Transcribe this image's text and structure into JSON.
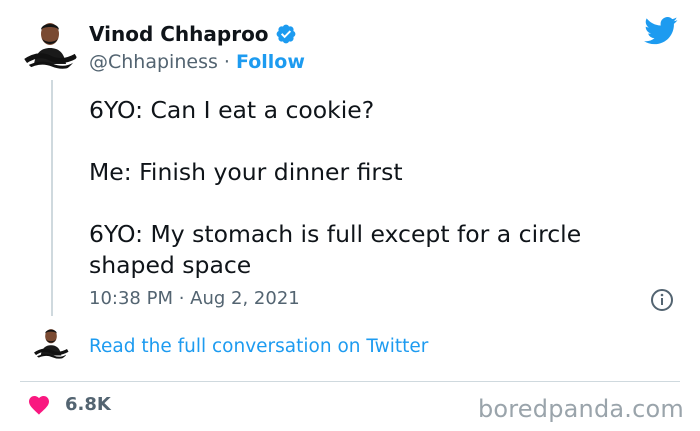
{
  "tweet": {
    "author_name": "Vinod Chhaproo",
    "handle": "@Chhapiness",
    "separator": "·",
    "follow_label": "Follow",
    "lines": [
      "6YO: Can I eat a cookie?",
      "Me: Finish your dinner first",
      "6YO: My stomach is full except for a circle shaped space"
    ],
    "timestamp": "10:38 PM · Aug 2, 2021",
    "read_more_label": "Read the full conversation on Twitter",
    "like_count": "6.8K"
  },
  "icons": {
    "verified": "verified-badge-icon",
    "brand": "twitter-bird-icon",
    "info": "info-icon",
    "like": "heart-icon"
  },
  "colors": {
    "accent": "#1d9bf0",
    "heart": "#f91880",
    "text": "#0f1419",
    "muted": "#536471"
  },
  "watermark": "boredpanda.com"
}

· · · · ·

What you have to do: Output every entry verbatim. Pictures do not belong in the copy.

Correct output:
Transcribe this image's text and structure into JSON.
{
  "tweet": {
    "author_name": "Vinod Chhaproo",
    "handle": "@Chhapiness",
    "separator": "·",
    "follow_label": "Follow",
    "lines": [
      "6YO: Can I eat a cookie?",
      "Me: Finish your dinner first",
      "6YO: My stomach is full except for a circle shaped space"
    ],
    "timestamp": "10:38 PM · Aug 2, 2021",
    "read_more_label": "Read the full conversation on Twitter",
    "like_count": "6.8K"
  },
  "icons": {
    "verified": "verified-badge-icon",
    "brand": "twitter-bird-icon",
    "info": "info-icon",
    "like": "heart-icon"
  },
  "colors": {
    "accent": "#1d9bf0",
    "heart": "#f91880",
    "text": "#0f1419",
    "muted": "#536471"
  },
  "watermark": "boredpanda.com"
}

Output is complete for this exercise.